■ **Data supplied**:
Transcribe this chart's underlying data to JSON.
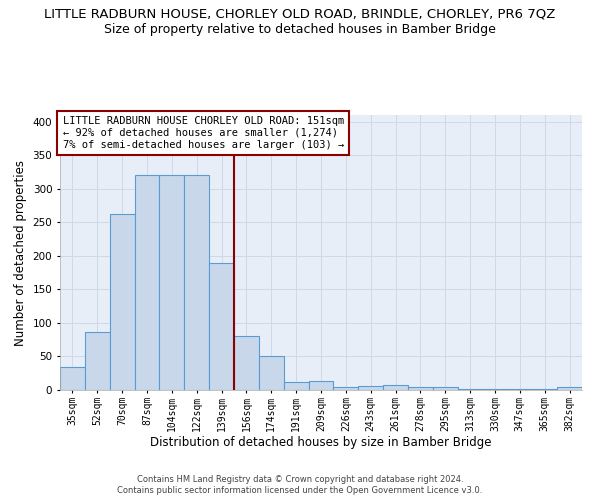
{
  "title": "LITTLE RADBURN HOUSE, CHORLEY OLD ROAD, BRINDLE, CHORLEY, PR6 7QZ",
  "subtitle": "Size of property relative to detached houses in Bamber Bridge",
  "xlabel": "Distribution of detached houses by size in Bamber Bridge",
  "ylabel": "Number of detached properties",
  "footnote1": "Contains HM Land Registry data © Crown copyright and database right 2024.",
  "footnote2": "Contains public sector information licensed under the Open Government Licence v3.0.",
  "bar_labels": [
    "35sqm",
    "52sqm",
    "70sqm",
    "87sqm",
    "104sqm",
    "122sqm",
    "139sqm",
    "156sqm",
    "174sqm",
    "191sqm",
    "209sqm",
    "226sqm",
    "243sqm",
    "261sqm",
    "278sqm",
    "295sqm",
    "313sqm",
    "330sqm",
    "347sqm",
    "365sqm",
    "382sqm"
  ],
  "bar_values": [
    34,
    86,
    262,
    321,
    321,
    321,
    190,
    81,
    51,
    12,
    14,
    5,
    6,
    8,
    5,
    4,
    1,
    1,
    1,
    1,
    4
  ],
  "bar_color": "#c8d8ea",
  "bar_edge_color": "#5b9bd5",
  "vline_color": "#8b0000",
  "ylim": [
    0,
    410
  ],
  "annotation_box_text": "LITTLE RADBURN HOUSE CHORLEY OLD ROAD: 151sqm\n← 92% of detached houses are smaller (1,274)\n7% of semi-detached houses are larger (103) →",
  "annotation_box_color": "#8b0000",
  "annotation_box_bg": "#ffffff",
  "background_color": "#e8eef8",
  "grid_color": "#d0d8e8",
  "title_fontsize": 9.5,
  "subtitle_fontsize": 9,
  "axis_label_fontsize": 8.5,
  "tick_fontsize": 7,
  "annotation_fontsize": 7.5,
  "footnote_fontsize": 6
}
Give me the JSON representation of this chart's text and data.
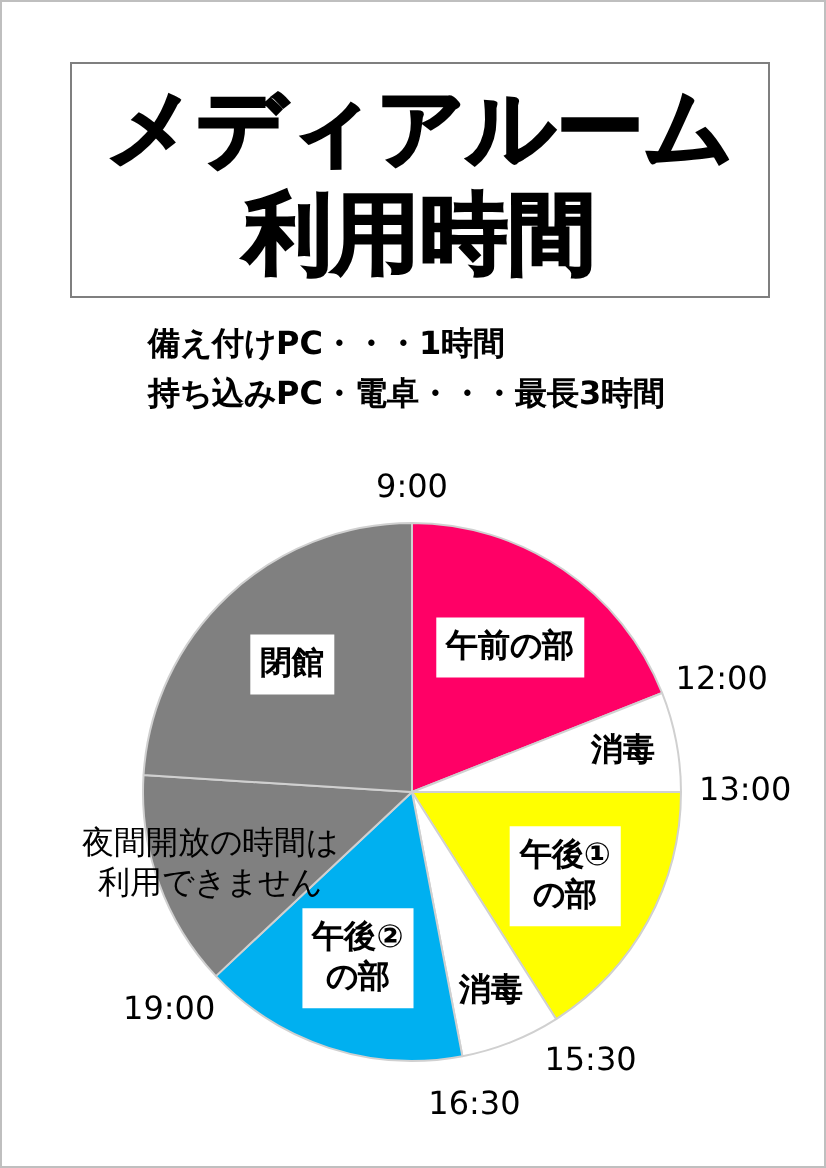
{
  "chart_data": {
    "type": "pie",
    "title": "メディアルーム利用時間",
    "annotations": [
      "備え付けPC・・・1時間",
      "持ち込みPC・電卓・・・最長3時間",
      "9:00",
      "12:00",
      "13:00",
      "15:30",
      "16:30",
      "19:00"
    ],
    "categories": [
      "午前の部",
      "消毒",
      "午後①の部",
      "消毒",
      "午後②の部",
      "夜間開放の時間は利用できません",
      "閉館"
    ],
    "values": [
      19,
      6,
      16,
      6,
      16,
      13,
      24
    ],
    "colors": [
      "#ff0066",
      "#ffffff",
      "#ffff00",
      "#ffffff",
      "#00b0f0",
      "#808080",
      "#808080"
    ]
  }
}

■ **Work required**:
Repeat the listing verbatim. Skip the pictures.

■ **The result**:
Transcribe this chart's underlying data to JSON.
{
  "title": "LITTLE RADBURN HOUSE, CHORLEY OLD ROAD, BRINDLE, CHORLEY, PR6 7QZ",
  "subtitle": "Size of property relative to detached houses in Bamber Bridge",
  "xlabel": "Distribution of detached houses by size in Bamber Bridge",
  "ylabel": "Number of detached properties",
  "footnote1": "Contains HM Land Registry data © Crown copyright and database right 2024.",
  "footnote2": "Contains public sector information licensed under the Open Government Licence v3.0.",
  "bar_labels": [
    "35sqm",
    "52sqm",
    "70sqm",
    "87sqm",
    "104sqm",
    "122sqm",
    "139sqm",
    "156sqm",
    "174sqm",
    "191sqm",
    "209sqm",
    "226sqm",
    "243sqm",
    "261sqm",
    "278sqm",
    "295sqm",
    "313sqm",
    "330sqm",
    "347sqm",
    "365sqm",
    "382sqm"
  ],
  "bar_values": [
    34,
    86,
    262,
    321,
    321,
    321,
    190,
    81,
    51,
    12,
    14,
    5,
    6,
    8,
    5,
    4,
    1,
    1,
    1,
    1,
    4
  ],
  "bar_color": "#c8d8ea",
  "bar_edge_color": "#5b9bd5",
  "vline_color": "#8b0000",
  "ylim": [
    0,
    410
  ],
  "annotation_box_text": "LITTLE RADBURN HOUSE CHORLEY OLD ROAD: 151sqm\n← 92% of detached houses are smaller (1,274)\n7% of semi-detached houses are larger (103) →",
  "annotation_box_color": "#8b0000",
  "annotation_box_bg": "#ffffff",
  "background_color": "#e8eef8",
  "grid_color": "#d0d8e8",
  "title_fontsize": 9.5,
  "subtitle_fontsize": 9,
  "axis_label_fontsize": 8.5,
  "tick_fontsize": 7,
  "annotation_fontsize": 7.5,
  "footnote_fontsize": 6
}
Give me the JSON representation of this chart's text and data.
{
  "chart_data": {
    "type": "pie",
    "title": "メディアルーム利用時間",
    "annotations": [
      "備え付けPC・・・1時間",
      "持ち込みPC・電卓・・・最長3時間",
      "9:00",
      "12:00",
      "13:00",
      "15:30",
      "16:30",
      "19:00"
    ],
    "categories": [
      "午前の部",
      "消毒",
      "午後①の部",
      "消毒",
      "午後②の部",
      "夜間開放の時間は利用できません",
      "閉館"
    ],
    "values": [
      19,
      6,
      16,
      6,
      16,
      13,
      24
    ],
    "colors": [
      "#ff0066",
      "#ffffff",
      "#ffff00",
      "#ffffff",
      "#00b0f0",
      "#808080",
      "#808080"
    ]
  }
}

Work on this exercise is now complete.